THE TASK:
Omit every picture and return the rest of the data unaltered.

RECORDS FOR PROCESSING:
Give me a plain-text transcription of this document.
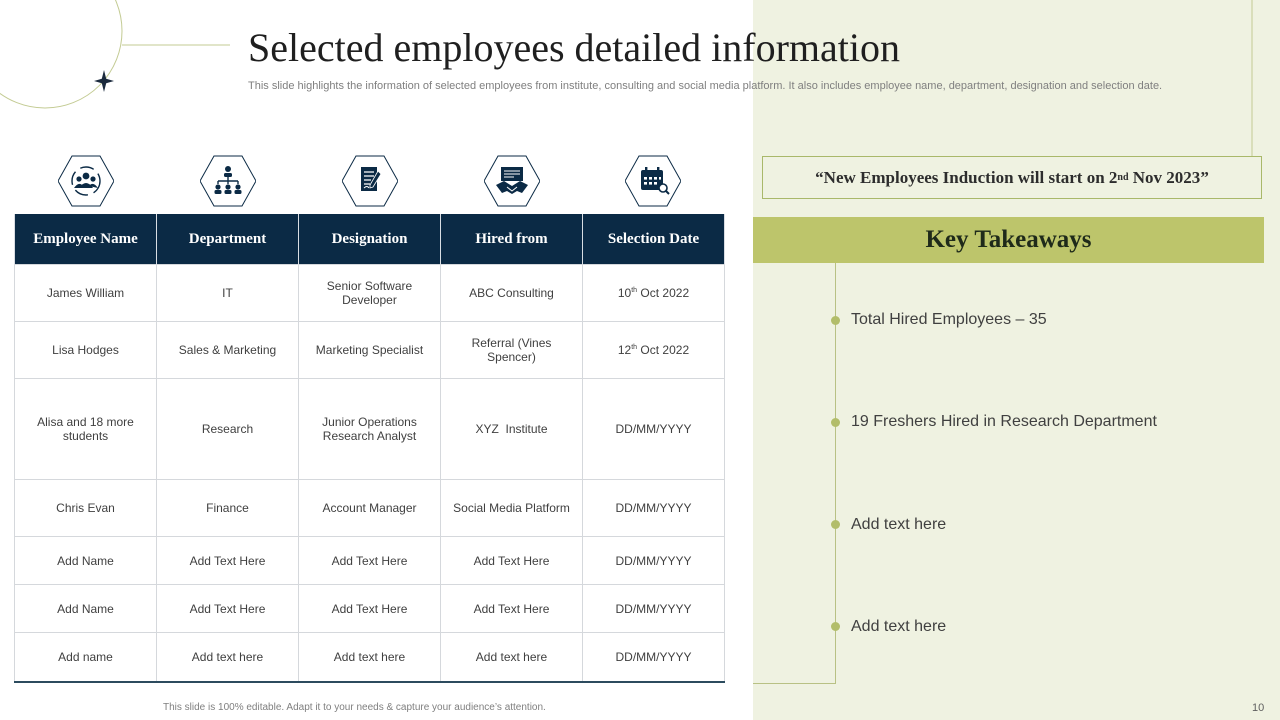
Selected employees detailed information
This slide highlights the information of selected employees from institute, consulting and social media platform. It also includes employee name, department, designation and selection date.
Employee Name	Department	Designation	Hired from	Selection Date
James William	IT	Senior Software Developer	ABC Consulting	10th Oct 2022
Lisa Hodges	Sales & Marketing	Marketing Specialist	Referral (Vines Spencer)	12th Oct 2022
Alisa and 18 more students	Research	Junior Operations Research Analyst	XYZ  Institute	DD/MM/YYYY
Chris Evan	Finance	Account Manager	Social Media Platform	DD/MM/YYYY
Add Name	Add Text Here	Add Text Here	Add Text Here	DD/MM/YYYY
Add Name	Add Text Here	Add Text Here	Add Text Here	DD/MM/YYYY
Add name	Add text here	Add text here	Add text here	DD/MM/YYYY
“ New Employees Induction will start on 2 nd Nov 2023 ”
Key Takeaways
Total Hired Employees – 35
19 Freshers Hired in Research Department
Add text here
Add text here
This slide is 100% editable. Adapt it to your needs & capture your audience’s attention.	10
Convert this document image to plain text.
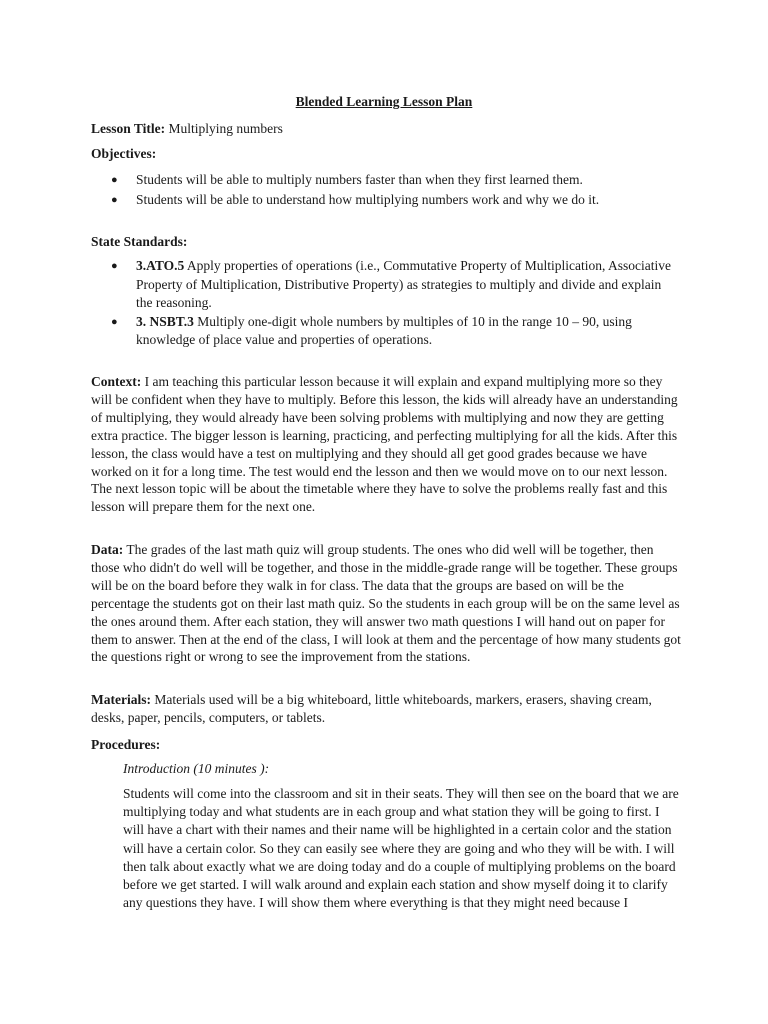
Blended Learning Lesson Plan
Lesson Title: Multiplying numbers
Objectives:
● Students will be able to multiply numbers faster than when they first learned them.
● Students will be able to understand how multiplying numbers work and why we do it.
State Standards:
● 3.ATO.5 Apply properties of operations (i.e., Commutative Property of Multiplication, Associative Property of Multiplication, Distributive Property) as strategies to multiply and divide and explain the reasoning.
● 3. NSBT.3 Multiply one-digit whole numbers by multiples of 10 in the range 10 – 90, using knowledge of place value and properties of operations.

Context: I am teaching this particular lesson because it will explain and expand multiplying more so they will be confident when they have to multiply. Before this lesson, the kids will already have an understanding of multiplying, they would already have been solving problems with multiplying and now they are getting extra practice. The bigger lesson is learning, practicing, and perfecting multiplying for all the kids. After this lesson, the class would have a test on multiplying and they should all get good grades because we have worked on it for a long time. The test would end the lesson and then we would move on to our next lesson. The next lesson topic will be about the timetable where they have to solve the problems really fast and this lesson will prepare them for the next one.

Data: The grades of the last math quiz will group students. The ones who did well will be together, then those who didn't do well will be together, and those in the middle-grade range will be together. These groups will be on the board before they walk in for class. The data that the groups are based on will be the percentage the students got on their last math quiz. So the students in each group will be on the same level as the ones around them. After each station, they will answer two math questions I will hand out on paper for them to answer. Then at the end of the class, I will look at them and the percentage of how many students got the questions right or wrong to see the improvement from the stations.

Materials: Materials used will be a big whiteboard, little whiteboards, markers, erasers, shaving cream, desks, paper, pencils, computers, or tablets.

Procedures:
Introduction (10 minutes ):

Students will come into the classroom and sit in their seats. They will then see on the board that we are multiplying today and what students are in each group and what station they will be going to first. I will have a chart with their names and their name will be highlighted in a certain color and the station will have a certain color. So they can easily see where they are going and who they will be with. I will then talk about exactly what we are doing today and do a couple of multiplying problems on the board before we get started. I will walk around and explain each station and show myself doing it to clarify any questions they have. I will show them where everything is that they might need because I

THE COMPLETED TASK:
Give me a plain-text transcription of this document.
Selected employees detailed information
This slide highlights the information of selected employees from institute, consulting and social media platform. It also includes employee name, department, designation and selection date.
Employee Name	Department	Designation	Hired from	Selection Date
James William	IT	Senior Software Developer	ABC Consulting	10th Oct 2022
Lisa Hodges	Sales & Marketing	Marketing Specialist	Referral (Vines Spencer)	12th Oct 2022
Alisa and 18 more students	Research	Junior Operations Research Analyst	XYZ  Institute	DD/MM/YYYY
Chris Evan	Finance	Account Manager	Social Media Platform	DD/MM/YYYY
Add Name	Add Text Here	Add Text Here	Add Text Here	DD/MM/YYYY
Add Name	Add Text Here	Add Text Here	Add Text Here	DD/MM/YYYY
Add name	Add text here	Add text here	Add text here	DD/MM/YYYY
“ New Employees Induction will start on 2 nd Nov 2023 ”
Key Takeaways
Total Hired Employees – 35
19 Freshers Hired in Research Department
Add text here
Add text here
This slide is 100% editable. Adapt it to your needs & capture your audience’s attention.	10
Convert this document image to plain text.
Blended Learning Lesson Plan
Lesson Title: Multiplying numbers
Objectives:
● Students will be able to multiply numbers faster than when they first learned them.
● Students will be able to understand how multiplying numbers work and why we do it.
State Standards:
● 3.ATO.5 Apply properties of operations (i.e., Commutative Property of Multiplication, Associative Property of Multiplication, Distributive Property) as strategies to multiply and divide and explain the reasoning.
● 3. NSBT.3 Multiply one-digit whole numbers by multiples of 10 in the range 10 – 90, using knowledge of place value and properties of operations.

Context: I am teaching this particular lesson because it will explain and expand multiplying more so they will be confident when they have to multiply. Before this lesson, the kids will already have an understanding of multiplying, they would already have been solving problems with multiplying and now they are getting extra practice. The bigger lesson is learning, practicing, and perfecting multiplying for all the kids. After this lesson, the class would have a test on multiplying and they should all get good grades because we have worked on it for a long time. The test would end the lesson and then we would move on to our next lesson. The next lesson topic will be about the timetable where they have to solve the problems really fast and this lesson will prepare them for the next one.

Data: The grades of the last math quiz will group students. The ones who did well will be together, then those who didn't do well will be together, and those in the middle-grade range will be together. These groups will be on the board before they walk in for class. The data that the groups are based on will be the percentage the students got on their last math quiz. So the students in each group will be on the same level as the ones around them. After each station, they will answer two math questions I will hand out on paper for them to answer. Then at the end of the class, I will look at them and the percentage of how many students got the questions right or wrong to see the improvement from the stations.

Materials: Materials used will be a big whiteboard, little whiteboards, markers, erasers, shaving cream, desks, paper, pencils, computers, or tablets.

Procedures:
Introduction (10 minutes ):

Students will come into the classroom and sit in their seats. They will then see on the board that we are multiplying today and what students are in each group and what station they will be going to first. I will have a chart with their names and their name will be highlighted in a certain color and the station will have a certain color. So they can easily see where they are going and who they will be with. I will then talk about exactly what we are doing today and do a couple of multiplying problems on the board before we get started. I will walk around and explain each station and show myself doing it to clarify any questions they have. I will show them where everything is that they might need because I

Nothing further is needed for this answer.